- **Some records**:

-.-.-

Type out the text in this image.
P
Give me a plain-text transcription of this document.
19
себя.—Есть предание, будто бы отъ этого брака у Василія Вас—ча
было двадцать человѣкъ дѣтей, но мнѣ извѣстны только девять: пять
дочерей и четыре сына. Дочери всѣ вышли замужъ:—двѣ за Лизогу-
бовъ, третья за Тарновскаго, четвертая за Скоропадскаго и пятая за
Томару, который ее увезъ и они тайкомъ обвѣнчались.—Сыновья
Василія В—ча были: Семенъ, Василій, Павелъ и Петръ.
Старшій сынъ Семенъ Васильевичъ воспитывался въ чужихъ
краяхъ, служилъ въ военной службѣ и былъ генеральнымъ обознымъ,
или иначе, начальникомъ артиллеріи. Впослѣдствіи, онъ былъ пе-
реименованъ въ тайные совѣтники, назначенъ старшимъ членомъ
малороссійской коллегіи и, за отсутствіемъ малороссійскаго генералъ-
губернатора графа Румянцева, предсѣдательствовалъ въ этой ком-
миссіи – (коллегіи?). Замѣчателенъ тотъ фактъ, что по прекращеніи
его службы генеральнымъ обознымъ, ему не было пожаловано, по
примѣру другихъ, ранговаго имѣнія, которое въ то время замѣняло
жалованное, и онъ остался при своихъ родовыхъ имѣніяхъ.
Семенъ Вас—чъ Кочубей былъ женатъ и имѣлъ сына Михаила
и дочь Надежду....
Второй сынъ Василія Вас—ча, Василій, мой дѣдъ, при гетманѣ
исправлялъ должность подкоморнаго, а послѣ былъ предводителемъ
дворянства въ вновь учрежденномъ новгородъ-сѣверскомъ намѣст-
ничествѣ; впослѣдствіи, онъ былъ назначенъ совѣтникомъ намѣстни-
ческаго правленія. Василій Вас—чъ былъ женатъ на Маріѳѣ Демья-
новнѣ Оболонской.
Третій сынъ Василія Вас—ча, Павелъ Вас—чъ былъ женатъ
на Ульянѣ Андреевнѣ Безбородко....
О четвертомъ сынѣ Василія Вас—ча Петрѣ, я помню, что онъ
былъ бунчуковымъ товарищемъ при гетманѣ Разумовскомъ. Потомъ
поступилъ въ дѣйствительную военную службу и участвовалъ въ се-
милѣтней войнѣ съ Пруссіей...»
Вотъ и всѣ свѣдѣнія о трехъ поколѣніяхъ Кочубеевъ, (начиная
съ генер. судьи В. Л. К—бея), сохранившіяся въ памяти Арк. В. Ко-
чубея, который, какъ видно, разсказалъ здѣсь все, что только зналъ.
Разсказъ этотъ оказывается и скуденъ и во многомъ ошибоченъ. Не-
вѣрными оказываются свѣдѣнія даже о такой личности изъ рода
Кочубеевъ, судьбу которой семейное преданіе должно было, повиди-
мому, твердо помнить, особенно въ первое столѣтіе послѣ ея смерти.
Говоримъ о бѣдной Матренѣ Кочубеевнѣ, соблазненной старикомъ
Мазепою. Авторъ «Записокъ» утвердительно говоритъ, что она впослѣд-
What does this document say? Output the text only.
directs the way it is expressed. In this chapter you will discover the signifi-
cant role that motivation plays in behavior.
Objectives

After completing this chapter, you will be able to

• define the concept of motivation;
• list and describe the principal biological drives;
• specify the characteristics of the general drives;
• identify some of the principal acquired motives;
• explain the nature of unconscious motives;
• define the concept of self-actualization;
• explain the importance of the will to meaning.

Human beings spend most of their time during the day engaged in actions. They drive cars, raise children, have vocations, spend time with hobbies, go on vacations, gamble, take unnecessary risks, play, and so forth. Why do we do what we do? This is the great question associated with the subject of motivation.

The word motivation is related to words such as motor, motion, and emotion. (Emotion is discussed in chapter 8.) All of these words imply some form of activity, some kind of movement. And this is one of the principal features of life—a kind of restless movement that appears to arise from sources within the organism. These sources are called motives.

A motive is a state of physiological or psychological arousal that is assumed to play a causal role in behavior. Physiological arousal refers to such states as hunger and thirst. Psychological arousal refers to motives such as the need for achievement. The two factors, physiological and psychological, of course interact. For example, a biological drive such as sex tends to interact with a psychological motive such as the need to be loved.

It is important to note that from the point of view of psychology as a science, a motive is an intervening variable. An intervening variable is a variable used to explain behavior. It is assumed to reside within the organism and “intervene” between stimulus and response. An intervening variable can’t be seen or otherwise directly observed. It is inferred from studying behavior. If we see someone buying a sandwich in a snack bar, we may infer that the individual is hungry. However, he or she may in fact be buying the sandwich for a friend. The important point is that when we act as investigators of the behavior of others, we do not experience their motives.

-.-.-

- **Exercise aim**: Type out the whole listing above again, exactly as it stands.

- **Solved exercise**:
Type out the text in this image.
P
Give me a plain-text transcription of this document.
19
себя.—Есть предание, будто бы отъ этого брака у Василія Вас—ча
было двадцать человѣкъ дѣтей, но мнѣ извѣстны только девять: пять
дочерей и четыре сына. Дочери всѣ вышли замужъ:—двѣ за Лизогу-
бовъ, третья за Тарновскаго, четвертая за Скоропадскаго и пятая за
Томару, который ее увезъ и они тайкомъ обвѣнчались.—Сыновья
Василія В—ча были: Семенъ, Василій, Павелъ и Петръ.
Старшій сынъ Семенъ Васильевичъ воспитывался въ чужихъ
краяхъ, служилъ въ военной службѣ и былъ генеральнымъ обознымъ,
или иначе, начальникомъ артиллеріи. Впослѣдствіи, онъ былъ пе-
реименованъ въ тайные совѣтники, назначенъ старшимъ членомъ
малороссійской коллегіи и, за отсутствіемъ малороссійскаго генералъ-
губернатора графа Румянцева, предсѣдательствовалъ въ этой ком-
миссіи – (коллегіи?). Замѣчателенъ тотъ фактъ, что по прекращеніи
его службы генеральнымъ обознымъ, ему не было пожаловано, по
примѣру другихъ, ранговаго имѣнія, которое въ то время замѣняло
жалованное, и онъ остался при своихъ родовыхъ имѣніяхъ.
Семенъ Вас—чъ Кочубей былъ женатъ и имѣлъ сына Михаила
и дочь Надежду....
Второй сынъ Василія Вас—ча, Василій, мой дѣдъ, при гетманѣ
исправлялъ должность подкоморнаго, а послѣ былъ предводителемъ
дворянства въ вновь учрежденномъ новгородъ-сѣверскомъ намѣст-
ничествѣ; впослѣдствіи, онъ былъ назначенъ совѣтникомъ намѣстни-
ческаго правленія. Василій Вас—чъ былъ женатъ на Маріѳѣ Демья-
новнѣ Оболонской.
Третій сынъ Василія Вас—ча, Павелъ Вас—чъ былъ женатъ
на Ульянѣ Андреевнѣ Безбородко....
О четвертомъ сынѣ Василія Вас—ча Петрѣ, я помню, что онъ
былъ бунчуковымъ товарищемъ при гетманѣ Разумовскомъ. Потомъ
поступилъ въ дѣйствительную военную службу и участвовалъ въ се-
милѣтней войнѣ съ Пруссіей...»
Вотъ и всѣ свѣдѣнія о трехъ поколѣніяхъ Кочубеевъ, (начиная
съ генер. судьи В. Л. К—бея), сохранившіяся въ памяти Арк. В. Ко-
чубея, который, какъ видно, разсказалъ здѣсь все, что только зналъ.
Разсказъ этотъ оказывается и скуденъ и во многомъ ошибоченъ. Не-
вѣрными оказываются свѣдѣнія даже о такой личности изъ рода
Кочубеевъ, судьбу которой семейное преданіе должно было, повиди-
мому, твердо помнить, особенно въ первое столѣтіе послѣ ея смерти.
Говоримъ о бѣдной Матренѣ Кочубеевнѣ, соблазненной старикомъ
Мазепою. Авторъ «Записокъ» утвердительно говоритъ, что она впослѣд-
What does this document say? Output the text only.
directs the way it is expressed. In this chapter you will discover the signifi-
cant role that motivation plays in behavior.
Objectives

After completing this chapter, you will be able to

• define the concept of motivation;
• list and describe the principal biological drives;
• specify the characteristics of the general drives;
• identify some of the principal acquired motives;
• explain the nature of unconscious motives;
• define the concept of self-actualization;
• explain the importance of the will to meaning.

Human beings spend most of their time during the day engaged in actions. They drive cars, raise children, have vocations, spend time with hobbies, go on vacations, gamble, take unnecessary risks, play, and so forth. Why do we do what we do? This is the great question associated with the subject of motivation.

The word motivation is related to words such as motor, motion, and emotion. (Emotion is discussed in chapter 8.) All of these words imply some form of activity, some kind of movement. And this is one of the principal features of life—a kind of restless movement that appears to arise from sources within the organism. These sources are called motives.

A motive is a state of physiological or psychological arousal that is assumed to play a causal role in behavior. Physiological arousal refers to such states as hunger and thirst. Psychological arousal refers to motives such as the need for achievement. The two factors, physiological and psychological, of course interact. For example, a biological drive such as sex tends to interact with a psychological motive such as the need to be loved.

It is important to note that from the point of view of psychology as a science, a motive is an intervening variable. An intervening variable is a variable used to explain behavior. It is assumed to reside within the organism and “intervene” between stimulus and response. An intervening variable can’t be seen or otherwise directly observed. It is inferred from studying behavior. If we see someone buying a sandwich in a snack bar, we may infer that the individual is hungry. However, he or she may in fact be buying the sandwich for a friend. The important point is that when we act as investigators of the behavior of others, we do not experience their motives.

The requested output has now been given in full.